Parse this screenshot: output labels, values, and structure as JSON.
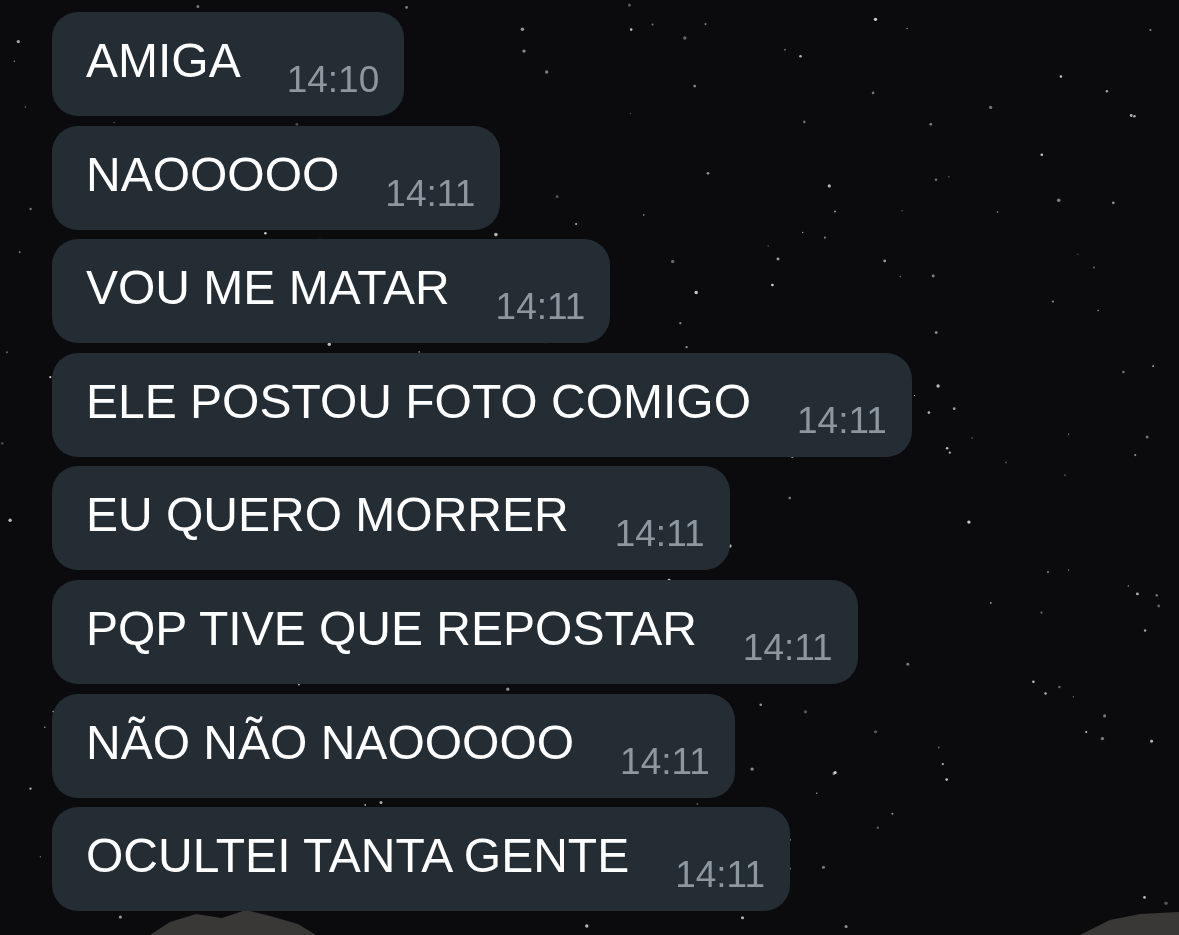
{
  "messages": [
    {
      "text": "AMIGA",
      "time": "14:10"
    },
    {
      "text": "NAOOOOO",
      "time": "14:11"
    },
    {
      "text": "VOU ME MATAR",
      "time": "14:11"
    },
    {
      "text": "ELE POSTOU FOTO COMIGO",
      "time": "14:11"
    },
    {
      "text": "EU QUERO MORRER",
      "time": "14:11"
    },
    {
      "text": "PQP TIVE QUE REPOSTAR",
      "time": "14:11"
    },
    {
      "text": "NÃO NÃO NAOOOOO",
      "time": "14:11"
    },
    {
      "text": "OCULTEI TANTA GENTE",
      "time": "14:11"
    }
  ]
}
:::
For the string "text", count the lines of the entries above that include it; answer with the number only.

# [OUTPUT FOR THIS EXERCISE]
8